Page element annotations:
..............................
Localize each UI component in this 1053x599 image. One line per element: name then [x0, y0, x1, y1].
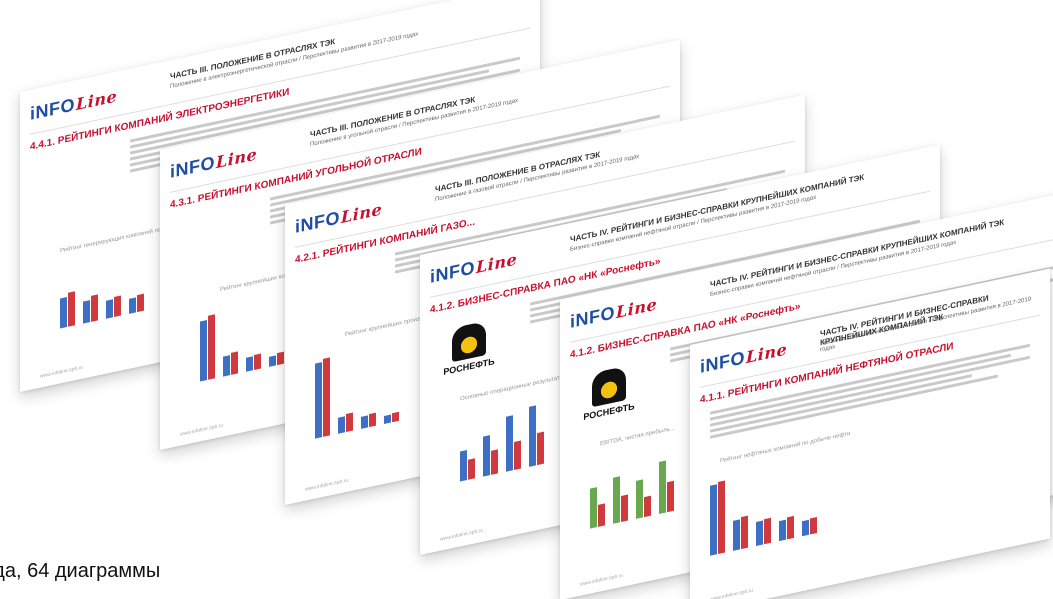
slide-footer: www.infoline.spb.ru [40, 364, 84, 380]
slide-footer: www.infoline.spb.ru [305, 477, 349, 493]
infoline-logo: iNFOLine [30, 86, 118, 124]
bar-chart [460, 392, 550, 482]
bar-chart [315, 339, 405, 439]
rosneft-emblem-icon [452, 320, 486, 363]
caption-text: йда, 64 диаграммы [0, 560, 161, 582]
rosneft-emblem-icon [592, 365, 626, 408]
chart-title: Рейтинг генерирующих компаний по... [60, 225, 167, 255]
slide-footer: www.infoline.spb.ru [180, 422, 224, 438]
rosneft-logo: РОСНЕФТЬ [574, 362, 644, 424]
slide-footer: www.infoline.spb.ru [440, 527, 484, 543]
infoline-logo: iNFOLine [170, 144, 258, 182]
infoline-logo: iNFOLine [295, 199, 383, 237]
bar-chart [60, 249, 150, 329]
bar-chart [710, 452, 823, 556]
bar-chart [200, 292, 290, 382]
infoline-logo: iNFOLine [430, 249, 518, 287]
slide-footer: www.infoline.spb.ru [580, 572, 624, 588]
infoline-logo: iNFOLine [700, 339, 788, 377]
rosneft-logo: РОСНЕФТЬ [434, 317, 504, 379]
bar-chart [590, 439, 680, 529]
part-subtitle: Положение в электроэнергетической отрасл… [170, 31, 419, 91]
slide-footer: www.infoline.spb.ru [710, 587, 754, 599]
infoline-logo: iNFOLine [570, 294, 658, 332]
chart-title: Основные операционные результаты... [460, 373, 569, 403]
..............................
Tally the lines in the records above that contain the string "infoline", treating uppercase and lowercase letters as different. Give only the number.

12